AVAILABLE DATA:
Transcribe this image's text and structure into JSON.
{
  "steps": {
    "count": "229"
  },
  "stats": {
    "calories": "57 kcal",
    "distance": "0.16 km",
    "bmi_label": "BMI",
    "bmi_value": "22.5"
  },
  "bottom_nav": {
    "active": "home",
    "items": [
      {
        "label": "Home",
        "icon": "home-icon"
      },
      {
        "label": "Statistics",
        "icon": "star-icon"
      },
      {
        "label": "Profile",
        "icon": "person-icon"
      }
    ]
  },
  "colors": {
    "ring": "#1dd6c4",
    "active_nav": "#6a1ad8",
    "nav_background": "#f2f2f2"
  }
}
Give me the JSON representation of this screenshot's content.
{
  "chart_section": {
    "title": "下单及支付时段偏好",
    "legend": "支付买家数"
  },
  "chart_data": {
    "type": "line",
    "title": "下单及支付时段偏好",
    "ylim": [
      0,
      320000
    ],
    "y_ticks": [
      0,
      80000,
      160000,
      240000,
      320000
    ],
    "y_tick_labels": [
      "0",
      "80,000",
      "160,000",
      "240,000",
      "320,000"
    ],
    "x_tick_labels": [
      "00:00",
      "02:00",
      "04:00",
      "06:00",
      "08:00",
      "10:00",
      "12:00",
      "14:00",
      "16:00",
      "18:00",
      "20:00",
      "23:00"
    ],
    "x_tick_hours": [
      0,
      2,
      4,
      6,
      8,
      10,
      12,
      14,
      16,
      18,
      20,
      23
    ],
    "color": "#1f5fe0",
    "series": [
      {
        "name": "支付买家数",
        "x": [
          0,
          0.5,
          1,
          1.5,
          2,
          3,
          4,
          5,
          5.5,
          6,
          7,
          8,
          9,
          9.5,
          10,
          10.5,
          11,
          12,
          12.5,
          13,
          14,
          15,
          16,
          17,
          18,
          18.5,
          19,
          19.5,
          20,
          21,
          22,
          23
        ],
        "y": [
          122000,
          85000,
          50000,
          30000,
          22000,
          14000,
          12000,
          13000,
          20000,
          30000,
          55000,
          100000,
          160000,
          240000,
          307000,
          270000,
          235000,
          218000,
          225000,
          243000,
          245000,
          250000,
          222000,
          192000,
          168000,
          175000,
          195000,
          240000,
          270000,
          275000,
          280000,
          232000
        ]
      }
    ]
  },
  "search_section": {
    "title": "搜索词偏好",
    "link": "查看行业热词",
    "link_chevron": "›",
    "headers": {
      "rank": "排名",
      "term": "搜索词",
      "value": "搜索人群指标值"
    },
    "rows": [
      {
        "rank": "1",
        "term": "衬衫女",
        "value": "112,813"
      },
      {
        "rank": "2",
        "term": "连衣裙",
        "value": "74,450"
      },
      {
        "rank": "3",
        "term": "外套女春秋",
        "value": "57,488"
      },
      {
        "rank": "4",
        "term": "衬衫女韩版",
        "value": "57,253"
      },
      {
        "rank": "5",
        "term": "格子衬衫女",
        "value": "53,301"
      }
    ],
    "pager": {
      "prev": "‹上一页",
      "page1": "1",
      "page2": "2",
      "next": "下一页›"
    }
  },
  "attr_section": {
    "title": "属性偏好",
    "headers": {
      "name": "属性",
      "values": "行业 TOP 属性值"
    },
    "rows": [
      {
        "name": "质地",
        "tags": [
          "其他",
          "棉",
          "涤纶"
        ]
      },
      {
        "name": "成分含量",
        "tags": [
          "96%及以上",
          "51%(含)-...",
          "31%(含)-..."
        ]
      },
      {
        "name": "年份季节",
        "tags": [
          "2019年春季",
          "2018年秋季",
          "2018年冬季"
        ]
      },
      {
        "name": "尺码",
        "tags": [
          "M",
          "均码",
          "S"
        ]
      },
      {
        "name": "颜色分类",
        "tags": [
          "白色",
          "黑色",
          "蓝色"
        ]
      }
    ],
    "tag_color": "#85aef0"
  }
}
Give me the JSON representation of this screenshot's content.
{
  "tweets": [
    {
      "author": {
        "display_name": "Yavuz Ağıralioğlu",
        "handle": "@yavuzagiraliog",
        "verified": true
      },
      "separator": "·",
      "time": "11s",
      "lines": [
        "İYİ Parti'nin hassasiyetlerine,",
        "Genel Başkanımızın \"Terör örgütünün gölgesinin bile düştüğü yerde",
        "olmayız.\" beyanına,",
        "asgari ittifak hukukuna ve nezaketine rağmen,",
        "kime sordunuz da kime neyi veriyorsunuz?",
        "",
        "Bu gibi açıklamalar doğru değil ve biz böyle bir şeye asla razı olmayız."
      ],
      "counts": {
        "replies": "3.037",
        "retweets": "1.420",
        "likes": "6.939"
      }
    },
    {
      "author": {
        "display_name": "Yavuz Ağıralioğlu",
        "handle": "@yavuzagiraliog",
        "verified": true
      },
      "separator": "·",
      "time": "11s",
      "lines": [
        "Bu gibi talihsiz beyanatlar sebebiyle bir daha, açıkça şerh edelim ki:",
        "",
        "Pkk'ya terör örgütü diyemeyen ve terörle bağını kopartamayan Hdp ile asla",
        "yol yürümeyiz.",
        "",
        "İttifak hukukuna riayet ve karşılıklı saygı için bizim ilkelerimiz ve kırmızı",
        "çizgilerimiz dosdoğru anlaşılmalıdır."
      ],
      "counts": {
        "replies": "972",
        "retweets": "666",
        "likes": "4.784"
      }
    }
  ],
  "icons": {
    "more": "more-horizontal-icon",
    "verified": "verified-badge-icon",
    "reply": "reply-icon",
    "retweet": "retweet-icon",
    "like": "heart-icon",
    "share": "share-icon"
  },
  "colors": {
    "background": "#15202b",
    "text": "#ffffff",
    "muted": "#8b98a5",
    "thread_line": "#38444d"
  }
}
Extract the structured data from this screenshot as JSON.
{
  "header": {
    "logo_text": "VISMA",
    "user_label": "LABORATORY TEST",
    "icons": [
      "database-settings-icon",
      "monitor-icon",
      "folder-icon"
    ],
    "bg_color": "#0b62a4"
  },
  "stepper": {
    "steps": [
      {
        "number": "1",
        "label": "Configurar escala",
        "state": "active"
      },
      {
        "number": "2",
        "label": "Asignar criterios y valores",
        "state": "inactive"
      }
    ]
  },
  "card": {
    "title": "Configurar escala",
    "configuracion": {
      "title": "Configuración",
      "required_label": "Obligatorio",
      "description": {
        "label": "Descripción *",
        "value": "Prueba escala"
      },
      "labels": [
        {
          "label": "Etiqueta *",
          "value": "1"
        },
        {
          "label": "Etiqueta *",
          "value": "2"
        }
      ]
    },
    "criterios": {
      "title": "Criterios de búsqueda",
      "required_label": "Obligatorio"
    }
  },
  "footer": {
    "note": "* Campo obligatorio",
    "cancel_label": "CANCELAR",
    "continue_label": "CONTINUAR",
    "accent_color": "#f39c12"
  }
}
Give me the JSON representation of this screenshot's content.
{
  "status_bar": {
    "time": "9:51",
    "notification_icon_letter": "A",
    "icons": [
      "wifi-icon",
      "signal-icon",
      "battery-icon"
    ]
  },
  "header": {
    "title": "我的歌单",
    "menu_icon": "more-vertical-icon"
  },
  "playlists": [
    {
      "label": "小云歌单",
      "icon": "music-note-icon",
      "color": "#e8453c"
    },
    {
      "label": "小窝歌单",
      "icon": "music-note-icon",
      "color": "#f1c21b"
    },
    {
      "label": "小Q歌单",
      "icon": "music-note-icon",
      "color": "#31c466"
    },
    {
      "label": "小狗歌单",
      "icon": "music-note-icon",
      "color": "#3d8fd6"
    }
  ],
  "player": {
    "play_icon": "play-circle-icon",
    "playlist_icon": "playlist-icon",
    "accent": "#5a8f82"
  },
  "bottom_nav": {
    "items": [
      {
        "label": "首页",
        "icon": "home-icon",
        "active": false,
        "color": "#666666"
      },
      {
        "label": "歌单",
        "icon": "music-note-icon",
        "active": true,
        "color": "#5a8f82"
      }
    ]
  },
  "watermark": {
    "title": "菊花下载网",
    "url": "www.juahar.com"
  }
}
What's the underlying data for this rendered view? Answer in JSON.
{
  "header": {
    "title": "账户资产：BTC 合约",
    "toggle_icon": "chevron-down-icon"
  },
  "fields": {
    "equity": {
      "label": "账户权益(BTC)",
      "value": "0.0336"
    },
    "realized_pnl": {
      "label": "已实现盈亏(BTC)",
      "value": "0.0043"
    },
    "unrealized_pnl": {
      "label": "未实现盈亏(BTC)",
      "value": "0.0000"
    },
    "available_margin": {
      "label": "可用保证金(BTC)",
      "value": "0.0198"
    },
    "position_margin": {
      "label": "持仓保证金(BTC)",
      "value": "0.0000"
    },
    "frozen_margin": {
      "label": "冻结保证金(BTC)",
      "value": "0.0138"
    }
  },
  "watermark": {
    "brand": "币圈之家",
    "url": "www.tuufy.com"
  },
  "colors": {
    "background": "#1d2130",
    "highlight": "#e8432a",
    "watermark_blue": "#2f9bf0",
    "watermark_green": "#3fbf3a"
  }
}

WHAT IS REQUIRED: Filter the records above for lines containing the word "title", and copy those lines.

THE RESULT:
    "title": "下单及支付时段偏好",
    "title": "下单及支付时段偏好",
    "title": "搜索词偏好",
    "title": "属性偏好",
    "title": "Configurar escala",
      "title": "Configuración",
      "title": "Criterios de búsqueda",
    "title": "我的歌单",
    "title": "菊花下载网",
    "title": "账户资产：BTC 合约",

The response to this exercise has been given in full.